Supplied entries:
───

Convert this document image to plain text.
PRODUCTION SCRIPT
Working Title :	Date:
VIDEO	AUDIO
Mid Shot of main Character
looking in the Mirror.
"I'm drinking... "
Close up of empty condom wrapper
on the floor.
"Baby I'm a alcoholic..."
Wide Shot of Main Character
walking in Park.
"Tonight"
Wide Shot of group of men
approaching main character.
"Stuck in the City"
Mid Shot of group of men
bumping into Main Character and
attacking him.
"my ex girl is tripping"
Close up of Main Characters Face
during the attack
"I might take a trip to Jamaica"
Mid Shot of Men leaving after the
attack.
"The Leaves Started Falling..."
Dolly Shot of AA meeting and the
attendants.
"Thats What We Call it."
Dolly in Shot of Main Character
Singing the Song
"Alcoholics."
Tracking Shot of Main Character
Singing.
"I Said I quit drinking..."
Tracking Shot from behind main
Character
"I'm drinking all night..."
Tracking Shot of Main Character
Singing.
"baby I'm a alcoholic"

───

Your task is to return the full listing exactly as it was given.

Convert this document image to plain text.
PRODUCTION SCRIPT
Working Title :	Date:
VIDEO	AUDIO
Mid Shot of main Character
looking in the Mirror.
"I'm drinking... "
Close up of empty condom wrapper
on the floor.
"Baby I'm a alcoholic..."
Wide Shot of Main Character
walking in Park.
"Tonight"
Wide Shot of group of men
approaching main character.
"Stuck in the City"
Mid Shot of group of men
bumping into Main Character and
attacking him.
"my ex girl is tripping"
Close up of Main Characters Face
during the attack
"I might take a trip to Jamaica"
Mid Shot of Men leaving after the
attack.
"The Leaves Started Falling..."
Dolly Shot of AA meeting and the
attendants.
"Thats What We Call it."
Dolly in Shot of Main Character
Singing the Song
"Alcoholics."
Tracking Shot of Main Character
Singing.
"I Said I quit drinking..."
Tracking Shot from behind main
Character
"I'm drinking all night..."
Tracking Shot of Main Character
Singing.
"baby I'm a alcoholic"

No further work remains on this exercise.